- **TASK**
Gather from the listing below each line that includes the word "blev", and copy it.

■ ■ ■ ■ ■ ■ ■

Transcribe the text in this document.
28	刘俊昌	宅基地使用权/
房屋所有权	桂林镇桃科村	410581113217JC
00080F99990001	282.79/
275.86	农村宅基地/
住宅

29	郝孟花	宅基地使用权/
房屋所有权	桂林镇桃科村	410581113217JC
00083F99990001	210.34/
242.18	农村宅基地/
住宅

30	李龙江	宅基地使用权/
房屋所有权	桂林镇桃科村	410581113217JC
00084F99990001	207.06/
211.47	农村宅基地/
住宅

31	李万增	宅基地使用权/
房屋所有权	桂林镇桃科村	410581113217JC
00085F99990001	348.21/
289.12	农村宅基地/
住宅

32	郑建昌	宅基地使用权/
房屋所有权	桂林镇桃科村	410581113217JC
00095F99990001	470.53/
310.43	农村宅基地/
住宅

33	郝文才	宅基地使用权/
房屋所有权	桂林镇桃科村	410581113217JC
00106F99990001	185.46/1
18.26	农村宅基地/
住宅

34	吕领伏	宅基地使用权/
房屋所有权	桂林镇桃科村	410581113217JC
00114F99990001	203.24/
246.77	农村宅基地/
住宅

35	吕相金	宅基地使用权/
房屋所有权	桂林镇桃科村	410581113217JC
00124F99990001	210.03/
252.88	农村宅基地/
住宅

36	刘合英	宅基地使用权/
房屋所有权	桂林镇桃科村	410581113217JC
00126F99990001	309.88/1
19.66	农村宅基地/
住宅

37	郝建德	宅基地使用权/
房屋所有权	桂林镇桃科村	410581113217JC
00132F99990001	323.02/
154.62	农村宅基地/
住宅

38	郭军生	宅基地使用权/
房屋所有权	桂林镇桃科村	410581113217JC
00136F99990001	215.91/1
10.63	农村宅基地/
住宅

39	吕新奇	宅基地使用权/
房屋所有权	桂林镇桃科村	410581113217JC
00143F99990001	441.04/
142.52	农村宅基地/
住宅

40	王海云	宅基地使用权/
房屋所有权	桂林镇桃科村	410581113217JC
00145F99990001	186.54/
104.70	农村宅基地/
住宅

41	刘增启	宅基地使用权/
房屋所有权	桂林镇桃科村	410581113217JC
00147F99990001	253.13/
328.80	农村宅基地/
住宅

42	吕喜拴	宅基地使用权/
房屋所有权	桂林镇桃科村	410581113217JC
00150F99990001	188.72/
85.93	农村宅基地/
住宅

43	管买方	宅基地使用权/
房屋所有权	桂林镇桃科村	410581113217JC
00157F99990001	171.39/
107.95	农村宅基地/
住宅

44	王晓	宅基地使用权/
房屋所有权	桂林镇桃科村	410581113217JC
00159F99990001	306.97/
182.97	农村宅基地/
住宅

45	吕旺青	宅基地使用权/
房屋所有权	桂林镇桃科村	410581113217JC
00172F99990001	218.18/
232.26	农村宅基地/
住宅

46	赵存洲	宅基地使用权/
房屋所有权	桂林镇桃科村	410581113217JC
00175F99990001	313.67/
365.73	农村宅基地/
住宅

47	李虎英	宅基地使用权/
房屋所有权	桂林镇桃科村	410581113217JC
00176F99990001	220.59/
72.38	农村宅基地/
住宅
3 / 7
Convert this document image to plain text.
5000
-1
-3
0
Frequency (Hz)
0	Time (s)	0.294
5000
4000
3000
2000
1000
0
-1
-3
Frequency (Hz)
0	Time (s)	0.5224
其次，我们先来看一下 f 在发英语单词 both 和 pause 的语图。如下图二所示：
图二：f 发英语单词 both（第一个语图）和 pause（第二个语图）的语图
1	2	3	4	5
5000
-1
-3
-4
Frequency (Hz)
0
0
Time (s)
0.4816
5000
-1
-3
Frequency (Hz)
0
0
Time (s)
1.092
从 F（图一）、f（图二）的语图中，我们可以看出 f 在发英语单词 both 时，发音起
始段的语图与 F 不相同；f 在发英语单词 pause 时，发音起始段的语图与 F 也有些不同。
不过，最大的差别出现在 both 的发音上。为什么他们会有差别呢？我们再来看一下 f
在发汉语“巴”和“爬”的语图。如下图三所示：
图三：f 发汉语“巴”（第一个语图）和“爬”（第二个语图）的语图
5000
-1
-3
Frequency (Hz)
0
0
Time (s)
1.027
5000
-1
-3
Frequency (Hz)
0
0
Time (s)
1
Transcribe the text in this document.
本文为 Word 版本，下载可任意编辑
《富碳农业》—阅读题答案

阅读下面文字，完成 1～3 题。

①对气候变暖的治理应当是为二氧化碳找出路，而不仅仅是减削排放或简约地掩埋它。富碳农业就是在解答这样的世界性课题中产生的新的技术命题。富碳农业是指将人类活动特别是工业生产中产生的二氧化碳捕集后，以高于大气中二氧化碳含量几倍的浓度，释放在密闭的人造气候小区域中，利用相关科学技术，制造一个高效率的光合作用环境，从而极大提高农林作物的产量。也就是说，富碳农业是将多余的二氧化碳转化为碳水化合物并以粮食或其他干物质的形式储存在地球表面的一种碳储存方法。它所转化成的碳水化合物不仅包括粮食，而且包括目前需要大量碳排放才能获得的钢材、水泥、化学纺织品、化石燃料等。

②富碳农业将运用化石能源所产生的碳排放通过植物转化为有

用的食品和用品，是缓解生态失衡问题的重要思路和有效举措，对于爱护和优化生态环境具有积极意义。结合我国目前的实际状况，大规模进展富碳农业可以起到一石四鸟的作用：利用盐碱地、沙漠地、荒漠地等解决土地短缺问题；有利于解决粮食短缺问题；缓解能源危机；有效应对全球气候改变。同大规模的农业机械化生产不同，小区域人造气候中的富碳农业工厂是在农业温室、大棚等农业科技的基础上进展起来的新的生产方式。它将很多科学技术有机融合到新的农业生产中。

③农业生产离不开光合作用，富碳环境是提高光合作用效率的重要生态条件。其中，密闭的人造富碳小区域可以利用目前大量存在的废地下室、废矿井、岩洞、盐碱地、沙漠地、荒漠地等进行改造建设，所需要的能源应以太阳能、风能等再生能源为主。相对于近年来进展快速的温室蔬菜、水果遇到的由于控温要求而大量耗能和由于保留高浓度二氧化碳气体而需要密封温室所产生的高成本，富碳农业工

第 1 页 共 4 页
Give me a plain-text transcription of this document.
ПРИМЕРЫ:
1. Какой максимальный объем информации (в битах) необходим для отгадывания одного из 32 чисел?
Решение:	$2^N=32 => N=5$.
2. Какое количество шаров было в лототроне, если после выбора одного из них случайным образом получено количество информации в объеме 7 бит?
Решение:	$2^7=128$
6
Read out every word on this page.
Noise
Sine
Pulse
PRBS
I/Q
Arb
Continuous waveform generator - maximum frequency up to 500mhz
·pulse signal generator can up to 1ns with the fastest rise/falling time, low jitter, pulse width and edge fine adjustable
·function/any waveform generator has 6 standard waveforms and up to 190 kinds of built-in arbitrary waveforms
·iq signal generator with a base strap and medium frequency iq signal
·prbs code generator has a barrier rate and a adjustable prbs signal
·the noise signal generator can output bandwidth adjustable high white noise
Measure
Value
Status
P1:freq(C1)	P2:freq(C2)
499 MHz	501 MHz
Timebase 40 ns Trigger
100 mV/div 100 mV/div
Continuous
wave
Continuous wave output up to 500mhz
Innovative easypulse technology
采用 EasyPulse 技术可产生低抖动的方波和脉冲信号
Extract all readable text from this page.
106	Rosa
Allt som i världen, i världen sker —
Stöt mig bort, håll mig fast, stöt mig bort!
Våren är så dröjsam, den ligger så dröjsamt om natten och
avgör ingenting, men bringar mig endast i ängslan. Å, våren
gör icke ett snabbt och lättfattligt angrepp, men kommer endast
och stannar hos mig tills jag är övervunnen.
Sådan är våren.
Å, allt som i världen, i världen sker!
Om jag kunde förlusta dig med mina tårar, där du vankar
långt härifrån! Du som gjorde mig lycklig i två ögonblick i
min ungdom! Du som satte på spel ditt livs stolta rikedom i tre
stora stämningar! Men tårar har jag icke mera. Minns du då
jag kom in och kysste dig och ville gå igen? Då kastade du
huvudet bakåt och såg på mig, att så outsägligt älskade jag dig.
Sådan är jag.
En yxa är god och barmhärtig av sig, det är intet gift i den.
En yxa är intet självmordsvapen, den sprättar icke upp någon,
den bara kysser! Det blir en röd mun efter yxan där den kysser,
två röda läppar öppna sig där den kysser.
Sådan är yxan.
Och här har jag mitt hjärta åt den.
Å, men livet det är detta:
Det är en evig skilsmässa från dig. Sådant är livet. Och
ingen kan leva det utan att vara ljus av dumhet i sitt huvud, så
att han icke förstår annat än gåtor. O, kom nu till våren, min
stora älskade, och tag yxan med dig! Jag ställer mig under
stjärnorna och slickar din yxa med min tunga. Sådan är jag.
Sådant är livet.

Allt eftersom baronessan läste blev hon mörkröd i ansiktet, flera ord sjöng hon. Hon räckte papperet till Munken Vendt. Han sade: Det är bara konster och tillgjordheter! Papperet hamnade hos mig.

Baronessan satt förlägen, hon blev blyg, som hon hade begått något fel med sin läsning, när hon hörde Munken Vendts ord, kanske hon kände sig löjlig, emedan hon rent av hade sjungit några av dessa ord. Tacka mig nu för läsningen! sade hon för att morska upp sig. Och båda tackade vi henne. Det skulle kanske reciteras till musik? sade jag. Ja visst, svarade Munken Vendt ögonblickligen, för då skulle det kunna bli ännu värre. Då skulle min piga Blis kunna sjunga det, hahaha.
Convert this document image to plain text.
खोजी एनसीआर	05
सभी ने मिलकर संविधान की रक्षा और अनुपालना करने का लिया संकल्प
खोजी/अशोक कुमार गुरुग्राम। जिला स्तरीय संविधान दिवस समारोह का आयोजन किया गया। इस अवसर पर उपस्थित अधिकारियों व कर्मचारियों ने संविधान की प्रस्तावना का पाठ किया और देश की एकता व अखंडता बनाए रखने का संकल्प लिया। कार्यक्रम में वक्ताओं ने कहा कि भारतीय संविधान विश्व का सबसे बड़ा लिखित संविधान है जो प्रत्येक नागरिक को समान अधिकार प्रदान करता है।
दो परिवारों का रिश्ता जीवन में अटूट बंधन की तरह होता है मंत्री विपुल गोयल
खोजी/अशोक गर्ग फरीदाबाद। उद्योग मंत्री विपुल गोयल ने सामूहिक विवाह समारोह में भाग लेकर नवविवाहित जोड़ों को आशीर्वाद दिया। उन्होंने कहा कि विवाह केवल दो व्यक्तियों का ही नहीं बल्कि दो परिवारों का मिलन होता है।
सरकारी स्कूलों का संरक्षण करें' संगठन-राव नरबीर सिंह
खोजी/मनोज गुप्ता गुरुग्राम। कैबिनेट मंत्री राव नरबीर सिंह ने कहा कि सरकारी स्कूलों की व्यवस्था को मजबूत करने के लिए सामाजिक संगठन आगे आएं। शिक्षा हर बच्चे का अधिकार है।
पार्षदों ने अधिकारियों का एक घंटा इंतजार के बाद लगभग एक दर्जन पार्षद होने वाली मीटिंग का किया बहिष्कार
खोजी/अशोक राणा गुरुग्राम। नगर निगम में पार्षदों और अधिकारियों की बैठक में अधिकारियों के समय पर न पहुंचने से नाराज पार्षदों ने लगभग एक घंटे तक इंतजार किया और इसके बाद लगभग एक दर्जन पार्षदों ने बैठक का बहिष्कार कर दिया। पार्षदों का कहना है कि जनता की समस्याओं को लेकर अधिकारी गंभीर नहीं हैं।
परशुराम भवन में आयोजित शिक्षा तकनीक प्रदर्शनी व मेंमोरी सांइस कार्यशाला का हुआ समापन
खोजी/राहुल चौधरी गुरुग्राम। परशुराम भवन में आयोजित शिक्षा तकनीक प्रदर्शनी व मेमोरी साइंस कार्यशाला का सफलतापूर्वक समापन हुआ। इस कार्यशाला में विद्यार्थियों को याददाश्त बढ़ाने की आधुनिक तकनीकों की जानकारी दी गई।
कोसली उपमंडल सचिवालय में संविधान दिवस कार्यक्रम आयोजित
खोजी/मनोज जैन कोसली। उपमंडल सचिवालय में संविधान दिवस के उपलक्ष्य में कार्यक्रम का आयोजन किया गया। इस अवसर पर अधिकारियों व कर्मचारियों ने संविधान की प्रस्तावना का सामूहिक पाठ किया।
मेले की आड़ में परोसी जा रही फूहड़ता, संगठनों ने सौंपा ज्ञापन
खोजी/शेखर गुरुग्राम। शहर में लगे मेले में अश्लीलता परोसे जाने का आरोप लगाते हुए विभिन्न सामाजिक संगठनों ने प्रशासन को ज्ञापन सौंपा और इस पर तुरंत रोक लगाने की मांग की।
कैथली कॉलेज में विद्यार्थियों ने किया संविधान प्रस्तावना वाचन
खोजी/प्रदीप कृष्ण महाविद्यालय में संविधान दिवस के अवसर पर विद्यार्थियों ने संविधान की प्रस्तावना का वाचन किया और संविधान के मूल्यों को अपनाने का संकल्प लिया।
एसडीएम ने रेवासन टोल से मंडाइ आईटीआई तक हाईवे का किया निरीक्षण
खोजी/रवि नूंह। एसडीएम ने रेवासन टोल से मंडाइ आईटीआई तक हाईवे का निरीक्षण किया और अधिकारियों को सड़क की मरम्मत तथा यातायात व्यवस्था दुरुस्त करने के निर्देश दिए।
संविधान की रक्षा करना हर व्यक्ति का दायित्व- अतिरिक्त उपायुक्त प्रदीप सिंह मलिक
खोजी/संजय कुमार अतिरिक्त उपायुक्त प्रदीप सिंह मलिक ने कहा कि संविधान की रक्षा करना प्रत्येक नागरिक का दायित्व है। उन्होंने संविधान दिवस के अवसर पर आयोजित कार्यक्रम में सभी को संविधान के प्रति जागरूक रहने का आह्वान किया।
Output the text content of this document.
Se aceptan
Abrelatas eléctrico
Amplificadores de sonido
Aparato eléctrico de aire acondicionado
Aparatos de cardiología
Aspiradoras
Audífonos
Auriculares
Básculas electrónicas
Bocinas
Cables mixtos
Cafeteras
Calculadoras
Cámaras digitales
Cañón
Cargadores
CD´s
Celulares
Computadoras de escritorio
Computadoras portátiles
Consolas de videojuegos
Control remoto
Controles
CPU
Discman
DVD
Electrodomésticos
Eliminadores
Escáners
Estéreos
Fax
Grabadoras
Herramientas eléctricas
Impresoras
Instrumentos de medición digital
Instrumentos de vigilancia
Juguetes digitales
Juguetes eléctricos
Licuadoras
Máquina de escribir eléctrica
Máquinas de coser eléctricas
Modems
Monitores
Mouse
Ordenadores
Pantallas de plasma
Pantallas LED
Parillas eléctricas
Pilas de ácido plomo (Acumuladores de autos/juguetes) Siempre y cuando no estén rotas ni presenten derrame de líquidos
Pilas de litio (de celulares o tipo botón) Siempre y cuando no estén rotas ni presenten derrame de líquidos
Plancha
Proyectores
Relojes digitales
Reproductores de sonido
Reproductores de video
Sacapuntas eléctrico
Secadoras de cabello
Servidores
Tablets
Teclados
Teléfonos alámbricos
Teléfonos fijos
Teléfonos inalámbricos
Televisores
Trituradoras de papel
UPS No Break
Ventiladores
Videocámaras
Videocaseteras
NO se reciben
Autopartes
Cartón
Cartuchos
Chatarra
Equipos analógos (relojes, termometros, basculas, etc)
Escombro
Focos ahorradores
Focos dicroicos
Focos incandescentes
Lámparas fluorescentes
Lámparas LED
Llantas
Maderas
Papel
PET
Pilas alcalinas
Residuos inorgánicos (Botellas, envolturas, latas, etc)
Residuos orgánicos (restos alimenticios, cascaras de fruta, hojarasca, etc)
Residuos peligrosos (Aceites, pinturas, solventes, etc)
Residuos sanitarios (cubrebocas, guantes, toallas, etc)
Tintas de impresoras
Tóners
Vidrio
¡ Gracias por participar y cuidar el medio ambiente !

■ ■ ■ ■ ■ ■ ■

- **TASK RESULT**
Allt eftersom baronessan läste blev hon mörkröd i ansiktet, flera ord sjöng hon. Hon räckte papperet till Munken Vendt. Han sade: Det är bara konster och tillgjordheter! Papperet hamnade hos mig.
Baronessan satt förlägen, hon blev blyg, som hon hade begått något fel med sin läsning, när hon hörde Munken Vendts ord, kanske hon kände sig löjlig, emedan hon rent av hade sjungit några av dessa ord. Tacka mig nu för läsningen! sade hon för att morska upp sig. Och båda tackade vi henne. Det skulle kanske reciteras till musik? sade jag. Ja visst, svarade Munken Vendt ögonblickligen, för då skulle det kunna bli ännu värre. Då skulle min piga Blis kunna sjunga det, hahaha.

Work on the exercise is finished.